__Task requirements__
1) In the TurboTransformers overview, translate this sentence into Spanish: "TurboTransformers can support variable-length input sequence processing without preprocessing."
2) Write the next few lines of the TurboTransformers overview, following on from its last installation step.

>> Begin Extract to read

Transformer is the most critical alogrithm innovation in the NLP field in recent years. It brings higher model accuracy while introduces more calculations. The efficient deployment of online Transformer-based services faces enormous challenges. In order to make the costly Transformer online service more efficient, the WeChat AI open-sourced a Transformer inference acceleration tool called TurboTransformers, which has the following characteristics.
- Excellent CPU / GPU performance. For Intel multi-core CPU and NVIDIA GPU hardware platforms, TurboTransformers can fully utilize all levels of computing power of the hardware. It has achieved better performance over pytorch / tensorflow and current mainstream optimization engines (such as onnxruntime-mkldnn / onnxruntime-gpu, torch JIT, NVIDIA faster transformers) on a variety of CPU and GPU hardware. See the detailed benchmark results below.
- Tailored to the characteristics of NLP inference tasks. Unlike the CV task, the input dimensions of the NLP inference task always change. The traditional approach is zero padding or truncation to a fixed length, which introduces additional zero padding computational overhead. Besides, some frameworks such as onnxruntime, tensorRT, and torchlib need to preprocess the calculation graph according to the input size in advance, which is not suitable for NLP tasks with varying sizes. TurboTransformers can support variable-length input sequence processing without preprocessing.
- A simpler method of use. TurboTransformers supports python and C ++ interface for calling. It can be used as an acceleration plug-in for pytorch. In the Transformer task, the end-to-end acceleration effect obtained by adding a few lines of python code.
TurboTransformers has been applied to multiple online BERT service scenarios in Tencent. For example, It brings 1.88x acceleration to the WeChat FAQ service, 2.11x acceleration to the public cloud sentiment analysis service, and 13.6x acceleration to the QQ recommendation system.
The following table is a comparison of TurboTransformers and related work.
Related Works | Performance | Need Preprocess | Variable Length | Usage |
---|---|---|---|---|
pytorch JIT (CPU) | Fast | Yes | No | Hard |
tf-Faster Transformers (GPU) | Fast | Yes | No | Hard |
ONNX-runtime(CPU/GPU) | Fast/Fast | Yes | No | Easy |
tensorflow-1.x (CPU/GPU) | Slow/Medium | Yes | No | Easy |
pytorch (CPU/GPU) | Medium/Medium | No | Yes | Easy |
turbo-transformers (CPU/GPU) | Fastest/Fastest | No | Yes | Easy |
git clone https://github.com/Tencent/TurboTransformers --recursive
- build docker images and containers on your machine.

>> End Extract to read
>> Begin Given information

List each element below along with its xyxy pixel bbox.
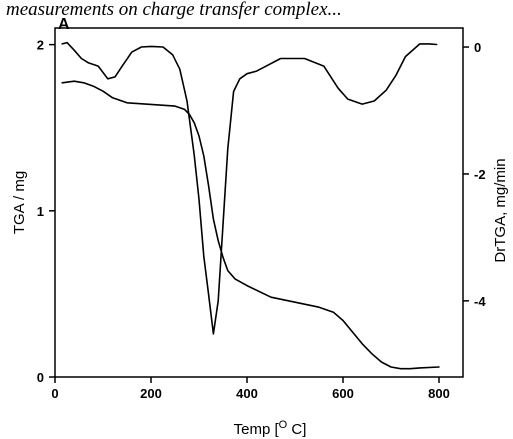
axes-layer: 0 200 400 600 800 0 1 2 -4 -2 0 [37,38,487,401]
y-axis-title: TGA / mg [11,171,28,234]
x-axis-title: Temp [O C] [234,419,307,438]
x-tick-label: 200 [140,386,162,401]
y-tick-label: 2 [37,38,44,53]
plot-frame-layer [54,27,464,378]
y2-tick-label: 0 [474,40,481,55]
figure-caption: measurements on charge transfer complex.… [6,0,342,20]
panel-label: A [58,16,70,33]
x-tick-label: 800 [428,386,450,401]
x-tick-label: 0 [51,386,58,401]
y2-axis-title: DrTGA, mg/min [492,158,509,262]
x-axis-title-pre: Temp [ [234,421,280,438]
x-axis-title-post: C] [287,421,306,438]
y2-tick-label: -4 [474,294,486,309]
y2-tick-label: -2 [474,167,486,182]
y-tick-label: 1 [37,204,44,219]
plot-frame [54,27,464,378]
tga-series-line [61,80,440,370]
x-tick-label: 600 [332,386,354,401]
drtga-series-line [61,41,438,335]
x-axis-title-sup: O [279,419,288,431]
y-tick-label: 0 [37,370,44,385]
x-tick-label: 400 [236,386,258,401]
series-layer [61,41,440,370]
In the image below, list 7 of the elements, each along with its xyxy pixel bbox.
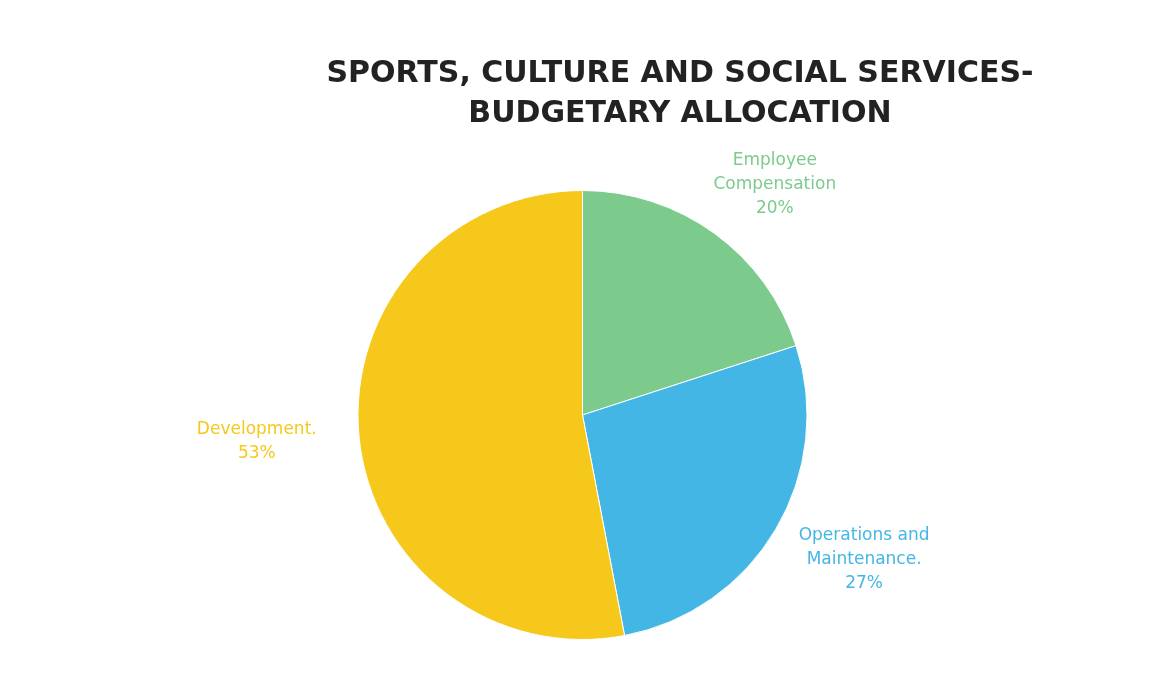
slice-label: Employee Compensation [713,149,837,194]
data-label: 53% [237,442,276,463]
data-label: 27% [845,572,884,593]
slice-label: Development. [196,418,317,439]
data-label: 20% [755,197,794,218]
slice-label: Operations and Maintenance. [798,524,930,569]
chart-title: SPORTS, CULTURE AND SOCIAL SERVICES-BUDGETARY ALLOCATION [325,53,1035,131]
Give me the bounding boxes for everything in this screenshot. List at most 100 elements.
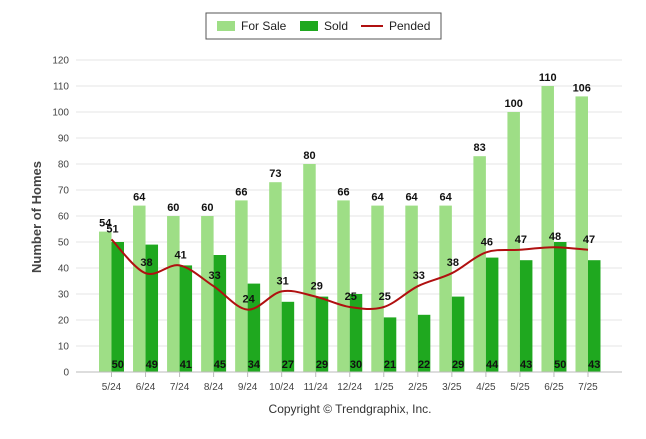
line-label-pended: 47 [583,234,595,246]
bar-sold [179,265,193,372]
bar-sold [247,283,261,372]
x-tick-label: 7/25 [578,382,598,393]
bar-sold [485,257,499,372]
bar-label-sold: 34 [248,359,261,371]
y-tick-label: 80 [58,160,70,171]
x-tick-label: 12/24 [337,382,362,393]
bar-for-sale [235,200,248,372]
bar-sold [519,260,533,372]
bar-for-sale [99,231,112,372]
x-tick-label: 9/24 [238,382,258,393]
bar-label-sold: 49 [146,359,158,371]
x-tick-label: 7/24 [170,382,190,393]
line-label-pended: 29 [311,281,323,293]
copyright-credit: Copyright © Trendgraphix, Inc. [269,402,432,416]
line-label-pended: 41 [174,249,186,261]
x-tick-label: 10/24 [269,382,294,393]
bar-for-sale [575,96,588,373]
bar-label-sold: 44 [486,359,499,371]
bar-for-sale [507,112,520,372]
x-tick-label: 2/25 [408,382,428,393]
legend-label-pended: Pended [389,19,430,33]
bar-label-sold: 50 [554,359,566,371]
bar-for-sale [303,164,316,372]
bar-label-sold: 43 [588,359,600,371]
bar-sold [145,244,159,372]
bar-for-sale [439,205,452,372]
bar-sold [383,317,397,372]
line-label-pended: 47 [515,234,527,246]
y-tick-label: 110 [53,82,69,93]
bar-sold [451,296,465,372]
bar-label-sold: 27 [282,359,294,371]
bar-label-for-sale: 64 [439,192,452,204]
bar-label-for-sale: 60 [167,202,179,214]
line-label-pended: 31 [277,275,289,287]
label-layer: 54 64 60 60 66 73 80 66 64 64 64 83 100 110 106 50 49 41 4… [99,72,600,371]
bar-label-for-sale: 83 [474,142,486,154]
bar-label-sold: 45 [214,359,226,371]
line-label-pended: 48 [549,231,561,243]
bar-label-sold: 43 [520,359,532,371]
bar-label-for-sale: 100 [504,98,522,110]
legend-box [205,12,442,40]
line-label-pended: 24 [243,294,256,306]
bar-label-sold: 30 [350,359,362,371]
bar-label-for-sale: 66 [337,186,349,198]
y-axis-title: Number of Homes [29,161,44,273]
bar-for-sale [337,200,350,372]
bar-label-for-sale: 64 [133,192,146,204]
legend-label-for-sale: For Sale [241,19,287,33]
x-tick-label: 6/25 [544,382,564,393]
bar-label-sold: 29 [316,359,328,371]
line-label-pended: 51 [106,223,118,235]
axis-layer: 0 10 20 30 40 50 60 70 80 90 100 110 120 5/24 6/24 7/24… [52,56,622,393]
bar-label-sold: 22 [418,359,430,371]
bar-sold [553,242,567,372]
bar-label-for-sale: 73 [269,168,281,180]
bar-label-for-sale: 64 [405,192,418,204]
y-tick-label: 10 [58,342,70,353]
y-tick-label: 0 [63,368,69,379]
bar-sold [213,255,227,372]
y-tick-label: 120 [52,56,69,67]
bar-sold [349,294,363,372]
x-tick-label: 8/24 [204,382,224,393]
y-tick-label: 50 [58,238,70,249]
bar-label-sold: 41 [180,359,192,371]
bar-sold [281,301,295,372]
bar-for-sale [269,182,282,372]
bar-label-for-sale: 110 [539,72,557,84]
y-tick-label: 60 [58,212,70,223]
bar-label-for-sale: 64 [371,192,384,204]
legend-swatch-for-sale [217,21,235,31]
bar-sold [588,260,601,372]
bar-for-sale [473,156,486,372]
bar-label-for-sale: 60 [201,202,213,214]
legend-label-sold: Sold [324,19,348,33]
line-label-pended: 33 [208,270,220,282]
y-tick-label: 90 [58,134,70,145]
line-label-pended: 46 [481,236,493,248]
y-tick-label: 40 [58,264,70,275]
bar-sold [315,296,329,372]
line-label-pended: 25 [345,291,357,303]
bar-for-sale [167,216,180,372]
bar-for-sale [133,205,146,372]
line-label-pended: 33 [413,270,425,282]
bar-label-for-sale: 106 [573,82,591,94]
bar-label-for-sale: 66 [235,186,247,198]
bar-label-sold: 50 [112,359,124,371]
line-label-pended: 38 [140,257,152,269]
y-tick-label: 30 [58,290,70,301]
x-tick-label: 11/24 [304,382,329,393]
bar-label-for-sale: 54 [99,218,112,230]
x-tick-label: 6/24 [136,382,156,393]
x-tick-label: 5/24 [102,382,122,393]
line-label-pended: 25 [379,291,391,303]
legend-swatch-sold [300,21,318,31]
bar-for-sale [371,205,384,372]
x-tick-label: 1/25 [374,382,394,393]
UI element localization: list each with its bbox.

>> End Given information

__Answers to the exercise__
1) TurboTransformers puede procesar secuencias de entrada de longitud variable sin preprocesamiento.

2)
sh tools/build_docker_cpu.sh
# optional:
If you want to compare the performance of onnxrt-mkldnn during benchmark, you need to set BUILD_TYPE=dev to compile onnxruntime into the docker image, as follows
env BUILD_TYPE=dev sh tools/build_docker_cpu.sh
- Install turbo in docker
Method 1:I want to unitest
cd /workspace
sh tools/build_and_run_unittests.sh.sh $PWD -DWITH_GPU=OFF
Method 2:I do not want to unitest
cd /workspace
mkdir -p build && cd build
cmake .. -DWITH_GPU=OFF
pip install -r `find . -name *whl`
- Run benchmark (optional) in docker, compare with pytorch, torch-JIT, onnxruntime
cd benchmark
bash run_benchmark.sh
- Install conda packages in docker (optional)
sh tool/build_conda_package.sh
# The conda package will be in /workspace/dist/*.tar.bz2
# When using turbo_transformers in other environments outside this container : python -m pip install your_root_path / dist / *. Tar.bz2
git clone https://github.com/Tencent/TurboTransformers --recursive
- build docker images and containers on your machine.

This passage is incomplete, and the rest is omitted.